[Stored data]
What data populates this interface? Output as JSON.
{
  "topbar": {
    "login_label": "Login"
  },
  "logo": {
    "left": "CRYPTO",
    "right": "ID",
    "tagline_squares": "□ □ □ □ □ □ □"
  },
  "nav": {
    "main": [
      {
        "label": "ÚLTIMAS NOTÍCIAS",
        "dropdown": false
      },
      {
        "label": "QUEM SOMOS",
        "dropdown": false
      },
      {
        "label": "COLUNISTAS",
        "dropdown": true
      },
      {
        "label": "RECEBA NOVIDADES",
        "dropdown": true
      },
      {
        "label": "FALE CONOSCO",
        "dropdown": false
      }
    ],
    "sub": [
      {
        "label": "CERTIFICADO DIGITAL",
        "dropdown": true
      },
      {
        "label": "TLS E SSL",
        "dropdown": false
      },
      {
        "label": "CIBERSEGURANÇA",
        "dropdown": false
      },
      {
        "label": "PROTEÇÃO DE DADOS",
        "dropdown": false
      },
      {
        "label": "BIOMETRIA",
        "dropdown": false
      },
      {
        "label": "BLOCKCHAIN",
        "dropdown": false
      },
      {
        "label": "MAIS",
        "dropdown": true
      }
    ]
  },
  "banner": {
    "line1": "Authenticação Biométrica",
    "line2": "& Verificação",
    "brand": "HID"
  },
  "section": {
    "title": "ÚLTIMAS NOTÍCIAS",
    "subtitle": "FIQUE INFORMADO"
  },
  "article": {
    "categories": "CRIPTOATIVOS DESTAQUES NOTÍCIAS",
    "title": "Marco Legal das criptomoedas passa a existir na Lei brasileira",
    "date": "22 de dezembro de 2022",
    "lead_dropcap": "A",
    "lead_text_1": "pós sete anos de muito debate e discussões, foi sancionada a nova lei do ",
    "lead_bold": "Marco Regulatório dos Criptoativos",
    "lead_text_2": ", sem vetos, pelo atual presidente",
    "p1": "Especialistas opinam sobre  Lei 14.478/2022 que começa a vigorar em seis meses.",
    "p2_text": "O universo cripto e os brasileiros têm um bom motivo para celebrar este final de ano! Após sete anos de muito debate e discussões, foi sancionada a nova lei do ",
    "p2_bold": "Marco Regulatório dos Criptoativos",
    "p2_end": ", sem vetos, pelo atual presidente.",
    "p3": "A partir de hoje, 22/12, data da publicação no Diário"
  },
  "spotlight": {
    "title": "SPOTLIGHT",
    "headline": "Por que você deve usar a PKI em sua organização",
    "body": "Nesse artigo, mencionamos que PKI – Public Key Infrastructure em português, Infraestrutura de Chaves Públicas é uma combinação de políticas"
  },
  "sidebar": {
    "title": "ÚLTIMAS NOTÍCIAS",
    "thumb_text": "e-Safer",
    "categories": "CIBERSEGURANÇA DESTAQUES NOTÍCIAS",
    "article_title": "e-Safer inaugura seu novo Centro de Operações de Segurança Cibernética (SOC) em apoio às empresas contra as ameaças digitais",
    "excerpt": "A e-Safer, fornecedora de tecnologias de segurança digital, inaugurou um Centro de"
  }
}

*Written problem:*
Reproduce the whole listing word for word.

*Task answer:*
What data populates this interface? Output as JSON.
{
  "topbar": {
    "login_label": "Login"
  },
  "logo": {
    "left": "CRYPTO",
    "right": "ID",
    "tagline_squares": "□ □ □ □ □ □ □"
  },
  "nav": {
    "main": [
      {
        "label": "ÚLTIMAS NOTÍCIAS",
        "dropdown": false
      },
      {
        "label": "QUEM SOMOS",
        "dropdown": false
      },
      {
        "label": "COLUNISTAS",
        "dropdown": true
      },
      {
        "label": "RECEBA NOVIDADES",
        "dropdown": true
      },
      {
        "label": "FALE CONOSCO",
        "dropdown": false
      }
    ],
    "sub": [
      {
        "label": "CERTIFICADO DIGITAL",
        "dropdown": true
      },
      {
        "label": "TLS E SSL",
        "dropdown": false
      },
      {
        "label": "CIBERSEGURANÇA",
        "dropdown": false
      },
      {
        "label": "PROTEÇÃO DE DADOS",
        "dropdown": false
      },
      {
        "label": "BIOMETRIA",
        "dropdown": false
      },
      {
        "label": "BLOCKCHAIN",
        "dropdown": false
      },
      {
        "label": "MAIS",
        "dropdown": true
      }
    ]
  },
  "banner": {
    "line1": "Authenticação Biométrica",
    "line2": "& Verificação",
    "brand": "HID"
  },
  "section": {
    "title": "ÚLTIMAS NOTÍCIAS",
    "subtitle": "FIQUE INFORMADO"
  },
  "article": {
    "categories": "CRIPTOATIVOS DESTAQUES NOTÍCIAS",
    "title": "Marco Legal das criptomoedas passa a existir na Lei brasileira",
    "date": "22 de dezembro de 2022",
    "lead_dropcap": "A",
    "lead_text_1": "pós sete anos de muito debate e discussões, foi sancionada a nova lei do ",
    "lead_bold": "Marco Regulatório dos Criptoativos",
    "lead_text_2": ", sem vetos, pelo atual presidente",
    "p1": "Especialistas opinam sobre  Lei 14.478/2022 que começa a vigorar em seis meses.",
    "p2_text": "O universo cripto e os brasileiros têm um bom motivo para celebrar este final de ano! Após sete anos de muito debate e discussões, foi sancionada a nova lei do ",
    "p2_bold": "Marco Regulatório dos Criptoativos",
    "p2_end": ", sem vetos, pelo atual presidente.",
    "p3": "A partir de hoje, 22/12, data da publicação no Diário"
  },
  "spotlight": {
    "title": "SPOTLIGHT",
    "headline": "Por que você deve usar a PKI em sua organização",
    "body": "Nesse artigo, mencionamos que PKI – Public Key Infrastructure em português, Infraestrutura de Chaves Públicas é uma combinação de políticas"
  },
  "sidebar": {
    "title": "ÚLTIMAS NOTÍCIAS",
    "thumb_text": "e-Safer",
    "categories": "CIBERSEGURANÇA DESTAQUES NOTÍCIAS",
    "article_title": "e-Safer inaugura seu novo Centro de Operações de Segurança Cibernética (SOC) em apoio às empresas contra as ameaças digitais",
    "excerpt": "A e-Safer, fornecedora de tecnologias de segurança digital, inaugurou um Centro de"
  }
}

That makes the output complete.